**PROBLEM STATEMENT**
Check every line of the entries that follow, and copy the ones containing "Introduction".

___ SUPPLIED MATERIAL

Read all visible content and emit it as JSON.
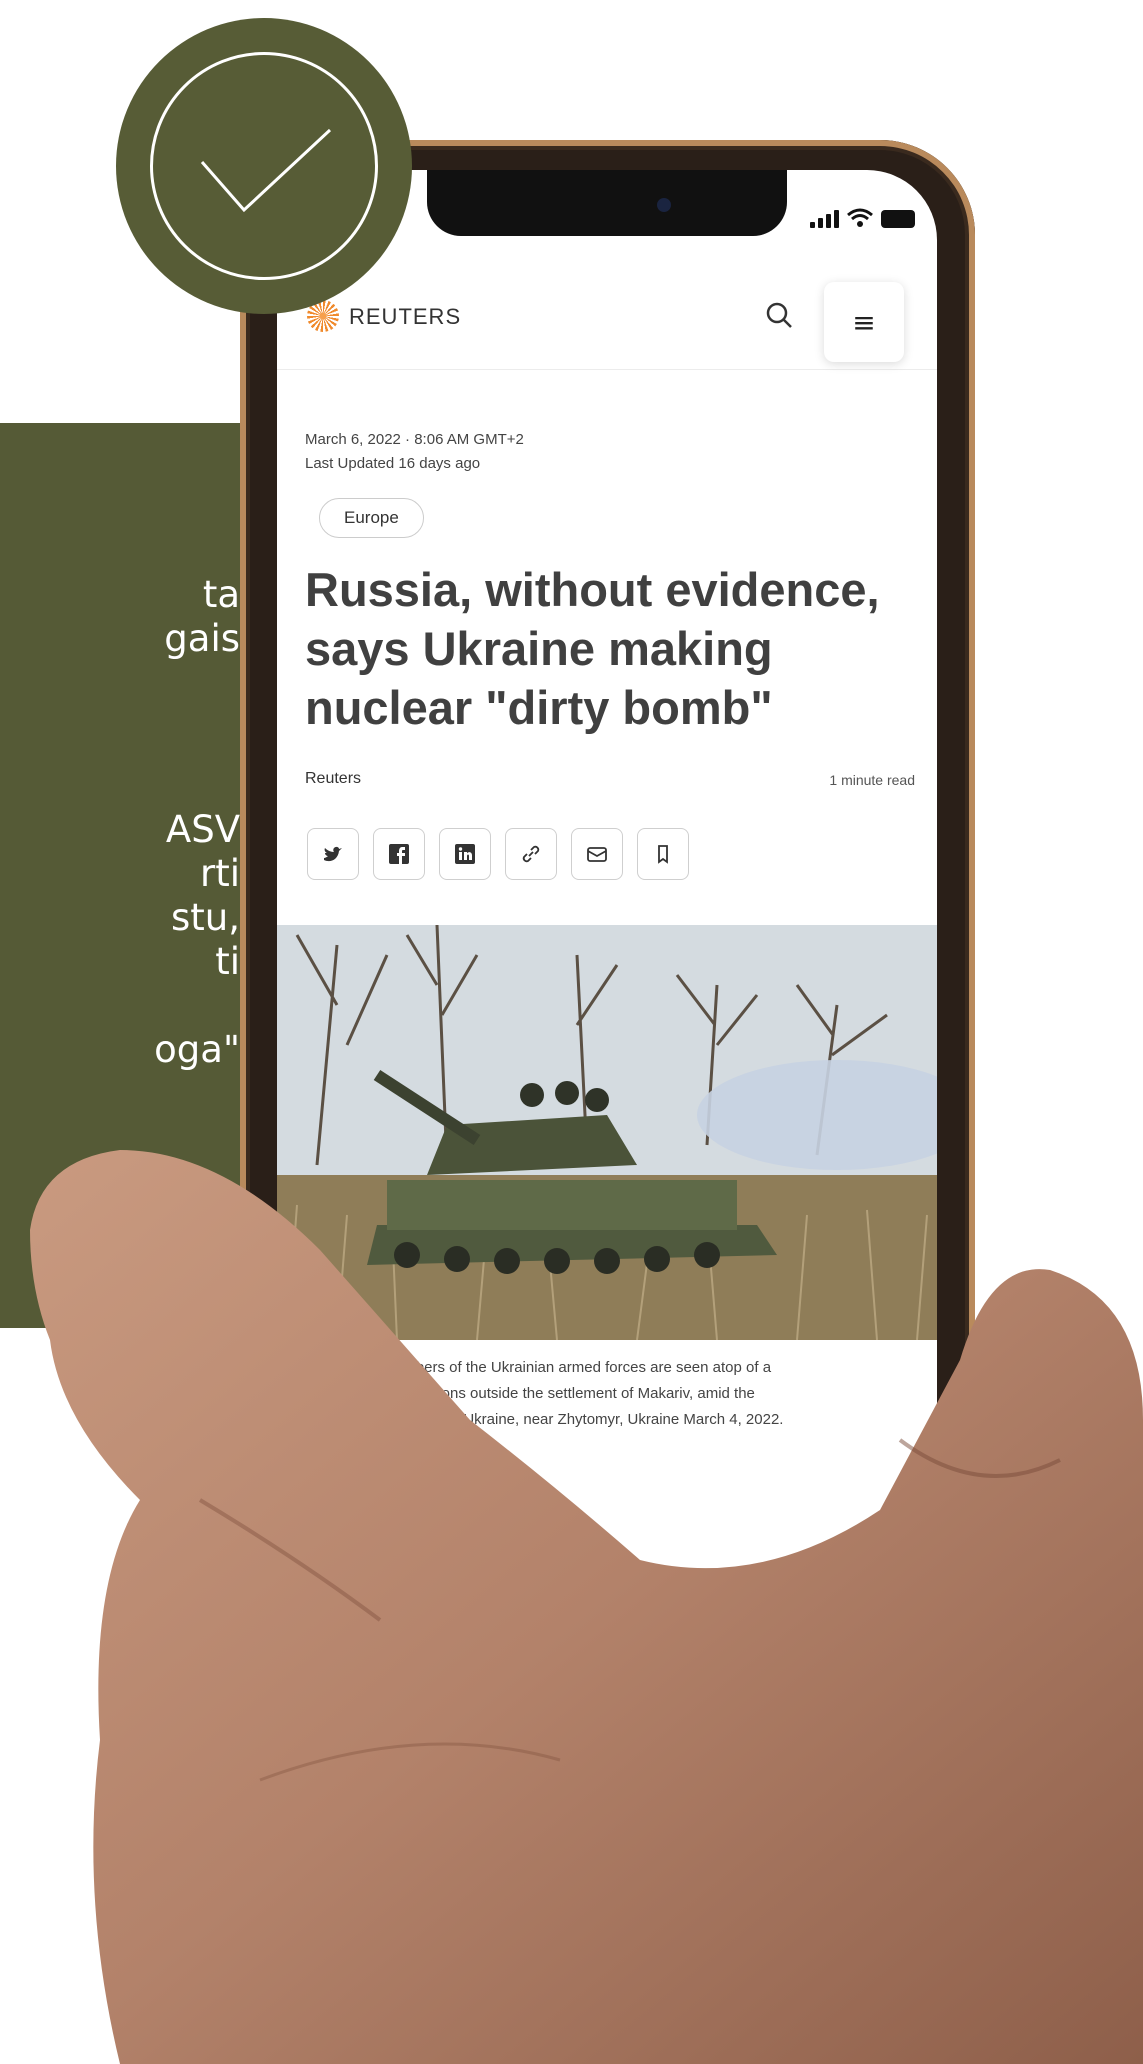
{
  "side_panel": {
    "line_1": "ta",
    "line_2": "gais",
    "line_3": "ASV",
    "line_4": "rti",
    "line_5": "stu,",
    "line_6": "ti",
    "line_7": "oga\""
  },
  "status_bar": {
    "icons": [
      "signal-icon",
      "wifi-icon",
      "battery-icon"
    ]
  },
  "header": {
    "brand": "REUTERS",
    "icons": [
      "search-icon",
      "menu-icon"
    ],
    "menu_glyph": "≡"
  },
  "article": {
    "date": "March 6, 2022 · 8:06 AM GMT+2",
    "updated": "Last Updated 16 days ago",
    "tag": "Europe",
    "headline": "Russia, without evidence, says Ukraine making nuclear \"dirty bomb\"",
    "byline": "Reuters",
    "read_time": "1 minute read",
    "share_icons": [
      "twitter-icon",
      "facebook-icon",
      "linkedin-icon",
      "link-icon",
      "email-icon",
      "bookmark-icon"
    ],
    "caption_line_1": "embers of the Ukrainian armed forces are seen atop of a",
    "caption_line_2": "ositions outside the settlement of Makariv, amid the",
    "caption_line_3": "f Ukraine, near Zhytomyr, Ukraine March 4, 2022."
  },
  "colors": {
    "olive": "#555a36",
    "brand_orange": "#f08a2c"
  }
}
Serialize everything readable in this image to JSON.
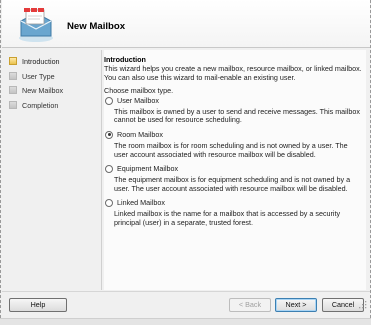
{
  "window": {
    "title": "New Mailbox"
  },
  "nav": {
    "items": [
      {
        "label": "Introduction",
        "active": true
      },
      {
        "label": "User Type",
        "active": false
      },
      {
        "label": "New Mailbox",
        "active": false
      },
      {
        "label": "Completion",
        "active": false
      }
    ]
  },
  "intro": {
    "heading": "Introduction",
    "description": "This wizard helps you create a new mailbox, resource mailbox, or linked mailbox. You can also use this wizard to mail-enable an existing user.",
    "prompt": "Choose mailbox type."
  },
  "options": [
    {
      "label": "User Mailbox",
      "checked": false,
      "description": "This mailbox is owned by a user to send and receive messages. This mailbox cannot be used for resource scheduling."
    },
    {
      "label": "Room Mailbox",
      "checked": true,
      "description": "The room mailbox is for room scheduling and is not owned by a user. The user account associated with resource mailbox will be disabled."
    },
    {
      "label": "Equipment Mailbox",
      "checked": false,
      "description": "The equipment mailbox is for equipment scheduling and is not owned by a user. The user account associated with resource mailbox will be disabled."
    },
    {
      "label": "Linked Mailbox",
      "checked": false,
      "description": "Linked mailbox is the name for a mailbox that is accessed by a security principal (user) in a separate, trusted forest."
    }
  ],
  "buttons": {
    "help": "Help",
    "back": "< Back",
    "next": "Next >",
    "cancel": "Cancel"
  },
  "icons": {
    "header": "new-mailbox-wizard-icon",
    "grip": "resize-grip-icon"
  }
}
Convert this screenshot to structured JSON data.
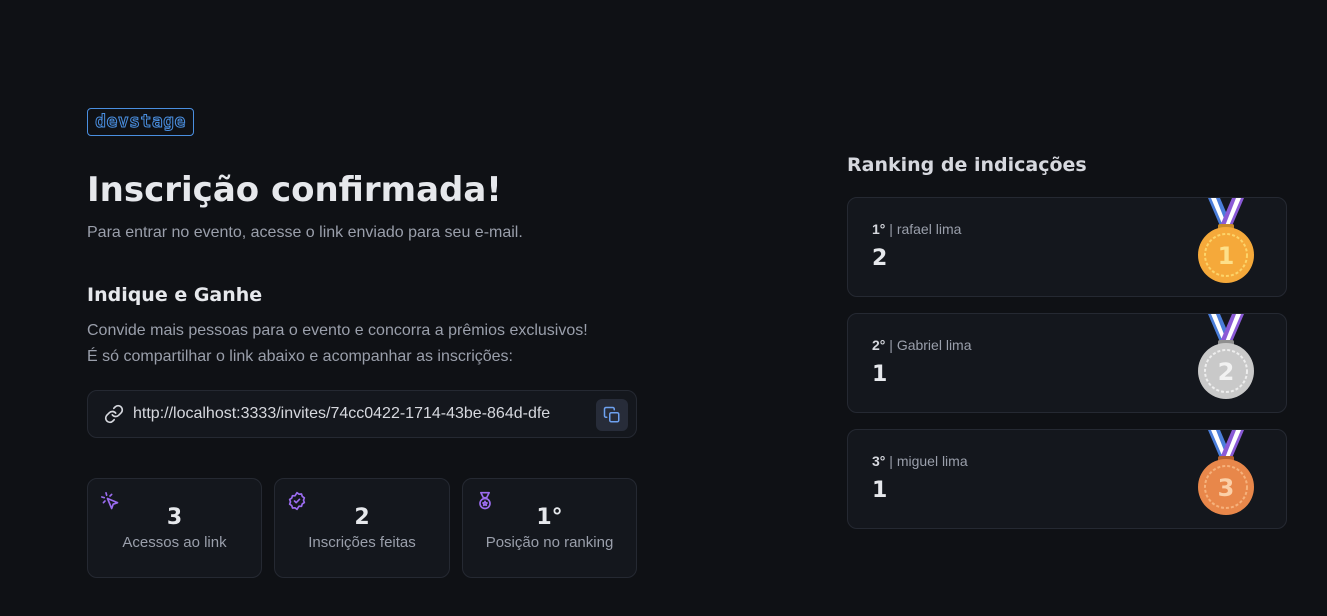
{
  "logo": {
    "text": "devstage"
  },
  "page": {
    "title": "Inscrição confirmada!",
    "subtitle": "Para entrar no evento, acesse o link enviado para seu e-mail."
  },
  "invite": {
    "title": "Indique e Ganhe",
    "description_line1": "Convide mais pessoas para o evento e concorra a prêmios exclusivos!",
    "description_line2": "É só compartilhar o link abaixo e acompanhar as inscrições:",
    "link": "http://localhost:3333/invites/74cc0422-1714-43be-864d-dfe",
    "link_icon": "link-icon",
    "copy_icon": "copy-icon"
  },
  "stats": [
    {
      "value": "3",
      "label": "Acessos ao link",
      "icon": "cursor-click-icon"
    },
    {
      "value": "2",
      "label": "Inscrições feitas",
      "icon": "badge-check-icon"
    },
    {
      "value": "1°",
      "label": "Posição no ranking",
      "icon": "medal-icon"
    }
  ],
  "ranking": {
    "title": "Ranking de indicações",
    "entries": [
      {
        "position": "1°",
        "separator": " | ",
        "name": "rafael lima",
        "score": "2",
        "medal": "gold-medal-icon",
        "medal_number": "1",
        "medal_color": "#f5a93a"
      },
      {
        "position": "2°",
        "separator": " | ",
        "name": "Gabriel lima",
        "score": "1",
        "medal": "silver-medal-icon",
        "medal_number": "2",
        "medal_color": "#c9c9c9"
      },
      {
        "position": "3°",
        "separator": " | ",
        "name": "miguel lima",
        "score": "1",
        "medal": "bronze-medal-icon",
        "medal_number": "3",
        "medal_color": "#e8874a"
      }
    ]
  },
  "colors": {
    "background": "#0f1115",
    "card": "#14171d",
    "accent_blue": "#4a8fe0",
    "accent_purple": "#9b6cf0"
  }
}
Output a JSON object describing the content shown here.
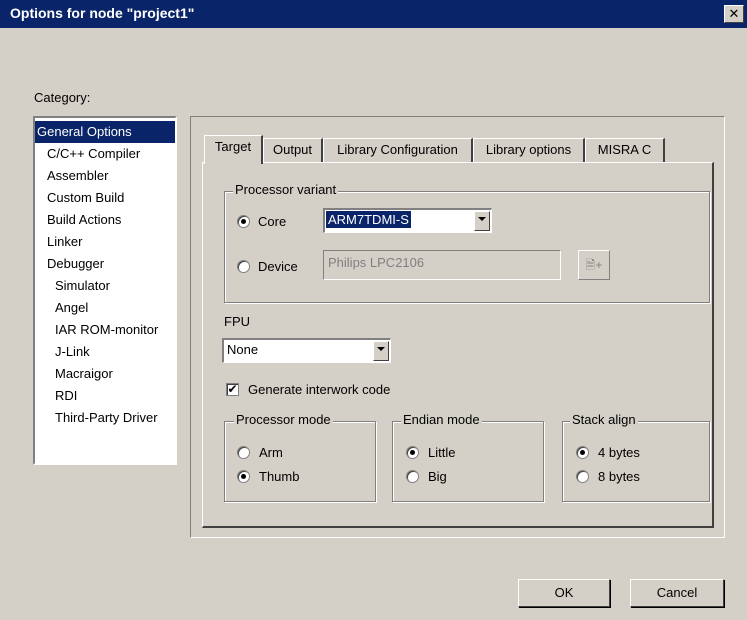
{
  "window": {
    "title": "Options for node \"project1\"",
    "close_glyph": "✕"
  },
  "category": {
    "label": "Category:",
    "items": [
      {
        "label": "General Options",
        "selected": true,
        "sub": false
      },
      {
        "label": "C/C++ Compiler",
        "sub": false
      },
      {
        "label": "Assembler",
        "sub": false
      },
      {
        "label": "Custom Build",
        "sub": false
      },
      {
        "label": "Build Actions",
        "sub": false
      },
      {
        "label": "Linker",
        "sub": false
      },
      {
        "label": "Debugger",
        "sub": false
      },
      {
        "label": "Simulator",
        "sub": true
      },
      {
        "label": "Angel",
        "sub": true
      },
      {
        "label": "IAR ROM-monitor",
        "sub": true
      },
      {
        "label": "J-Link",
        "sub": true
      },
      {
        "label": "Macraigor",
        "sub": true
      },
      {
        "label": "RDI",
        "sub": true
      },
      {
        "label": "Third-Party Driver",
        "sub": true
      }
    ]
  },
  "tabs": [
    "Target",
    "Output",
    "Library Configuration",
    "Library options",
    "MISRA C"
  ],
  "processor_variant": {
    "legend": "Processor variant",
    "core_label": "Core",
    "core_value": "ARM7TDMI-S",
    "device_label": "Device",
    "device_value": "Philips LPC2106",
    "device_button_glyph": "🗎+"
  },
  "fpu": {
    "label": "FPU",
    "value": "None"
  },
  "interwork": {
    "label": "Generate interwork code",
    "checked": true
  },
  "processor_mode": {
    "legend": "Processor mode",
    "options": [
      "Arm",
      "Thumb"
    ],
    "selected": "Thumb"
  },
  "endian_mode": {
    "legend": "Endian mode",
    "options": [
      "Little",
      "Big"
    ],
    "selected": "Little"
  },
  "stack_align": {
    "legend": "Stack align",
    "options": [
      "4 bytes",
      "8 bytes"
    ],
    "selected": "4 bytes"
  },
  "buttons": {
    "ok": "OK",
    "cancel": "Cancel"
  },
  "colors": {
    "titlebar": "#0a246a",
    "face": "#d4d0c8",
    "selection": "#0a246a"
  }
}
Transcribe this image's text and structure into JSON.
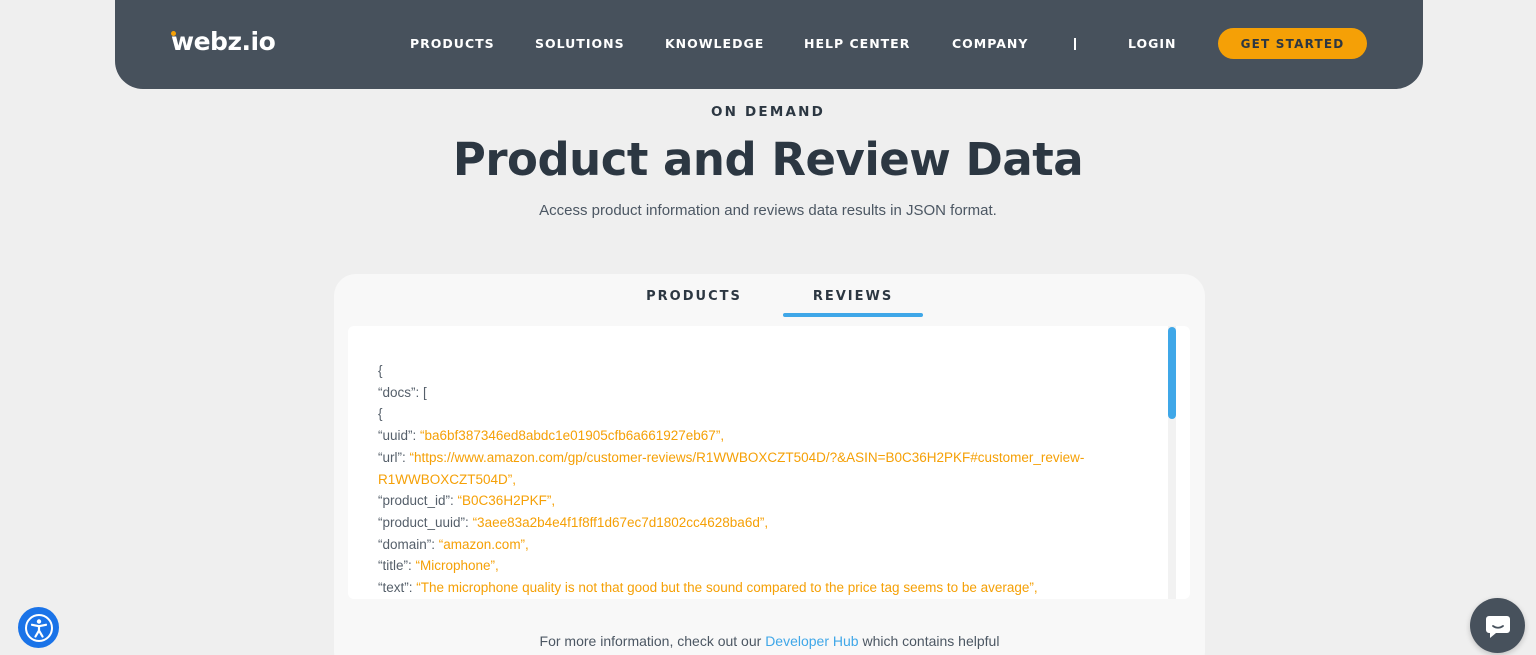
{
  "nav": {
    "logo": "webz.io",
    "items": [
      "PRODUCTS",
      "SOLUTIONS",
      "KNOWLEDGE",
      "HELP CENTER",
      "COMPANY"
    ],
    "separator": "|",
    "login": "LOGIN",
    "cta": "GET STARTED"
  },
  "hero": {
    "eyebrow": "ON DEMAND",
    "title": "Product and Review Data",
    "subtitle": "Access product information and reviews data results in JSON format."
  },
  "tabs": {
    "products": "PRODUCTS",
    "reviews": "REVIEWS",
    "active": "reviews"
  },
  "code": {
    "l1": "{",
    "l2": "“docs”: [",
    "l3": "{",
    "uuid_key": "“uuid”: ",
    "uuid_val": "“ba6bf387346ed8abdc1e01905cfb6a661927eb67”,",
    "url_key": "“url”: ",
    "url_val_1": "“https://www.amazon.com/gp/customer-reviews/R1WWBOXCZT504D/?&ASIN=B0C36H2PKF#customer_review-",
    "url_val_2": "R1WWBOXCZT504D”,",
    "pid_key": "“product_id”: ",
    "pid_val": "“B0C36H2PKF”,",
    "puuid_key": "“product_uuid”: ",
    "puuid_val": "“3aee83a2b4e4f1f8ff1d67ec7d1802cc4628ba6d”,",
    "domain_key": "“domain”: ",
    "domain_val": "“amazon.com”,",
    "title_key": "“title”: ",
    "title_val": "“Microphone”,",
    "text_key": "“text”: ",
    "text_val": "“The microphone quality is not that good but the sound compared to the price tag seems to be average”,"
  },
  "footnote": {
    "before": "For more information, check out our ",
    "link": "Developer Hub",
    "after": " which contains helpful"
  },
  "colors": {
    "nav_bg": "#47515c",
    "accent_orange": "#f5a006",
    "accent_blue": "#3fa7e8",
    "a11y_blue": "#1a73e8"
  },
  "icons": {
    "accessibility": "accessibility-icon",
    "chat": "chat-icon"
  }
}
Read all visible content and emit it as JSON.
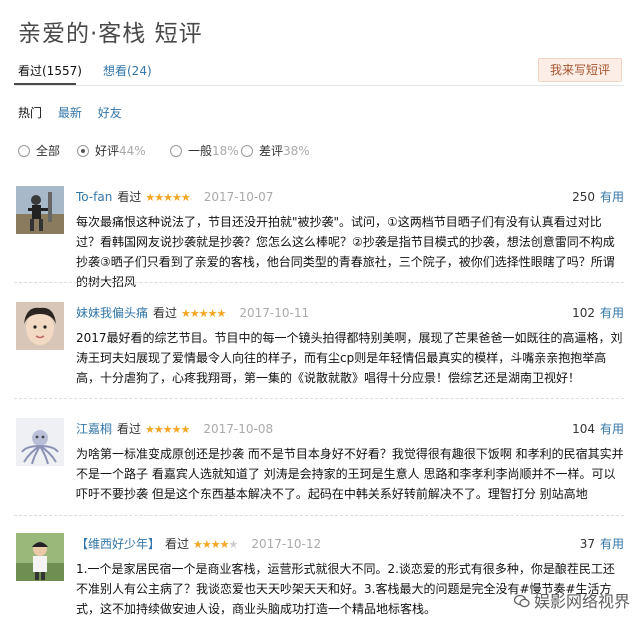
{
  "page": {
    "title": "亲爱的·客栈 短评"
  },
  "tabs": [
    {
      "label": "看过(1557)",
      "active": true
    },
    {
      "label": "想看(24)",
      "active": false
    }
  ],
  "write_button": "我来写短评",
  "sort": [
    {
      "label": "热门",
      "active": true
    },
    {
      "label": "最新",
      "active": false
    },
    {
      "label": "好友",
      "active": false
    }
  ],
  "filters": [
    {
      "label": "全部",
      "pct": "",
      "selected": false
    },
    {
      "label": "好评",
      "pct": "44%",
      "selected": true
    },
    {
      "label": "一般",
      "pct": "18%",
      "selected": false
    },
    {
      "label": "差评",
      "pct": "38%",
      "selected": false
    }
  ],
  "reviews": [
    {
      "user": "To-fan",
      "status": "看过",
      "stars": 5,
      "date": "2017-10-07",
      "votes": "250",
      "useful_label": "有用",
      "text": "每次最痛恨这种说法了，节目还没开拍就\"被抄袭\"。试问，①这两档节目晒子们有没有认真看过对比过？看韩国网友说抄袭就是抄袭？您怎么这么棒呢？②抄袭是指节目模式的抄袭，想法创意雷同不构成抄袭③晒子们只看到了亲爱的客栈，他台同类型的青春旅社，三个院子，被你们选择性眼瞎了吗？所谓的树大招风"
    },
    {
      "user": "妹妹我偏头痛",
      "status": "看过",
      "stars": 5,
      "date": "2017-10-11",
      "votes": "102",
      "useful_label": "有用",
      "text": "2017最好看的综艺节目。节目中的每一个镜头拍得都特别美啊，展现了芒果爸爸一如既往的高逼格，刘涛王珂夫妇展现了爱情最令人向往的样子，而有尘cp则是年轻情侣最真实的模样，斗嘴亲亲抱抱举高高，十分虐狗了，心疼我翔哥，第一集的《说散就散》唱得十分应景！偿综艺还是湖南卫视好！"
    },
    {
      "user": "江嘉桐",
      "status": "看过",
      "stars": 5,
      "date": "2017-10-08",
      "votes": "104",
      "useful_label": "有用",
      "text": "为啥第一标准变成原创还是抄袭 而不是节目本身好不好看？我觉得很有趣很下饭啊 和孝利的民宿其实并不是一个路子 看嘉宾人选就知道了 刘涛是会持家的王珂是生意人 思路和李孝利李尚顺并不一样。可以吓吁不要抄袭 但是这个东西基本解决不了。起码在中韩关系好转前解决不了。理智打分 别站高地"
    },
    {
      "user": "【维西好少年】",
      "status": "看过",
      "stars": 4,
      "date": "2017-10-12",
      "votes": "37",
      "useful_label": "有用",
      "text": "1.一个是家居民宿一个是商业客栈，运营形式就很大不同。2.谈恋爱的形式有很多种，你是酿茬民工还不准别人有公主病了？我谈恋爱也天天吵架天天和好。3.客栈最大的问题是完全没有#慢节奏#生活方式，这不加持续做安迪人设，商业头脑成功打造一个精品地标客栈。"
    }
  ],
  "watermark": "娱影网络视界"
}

______

**FULL RESPONSE**
        "label": "Introduction",
    "heading": "Introduction",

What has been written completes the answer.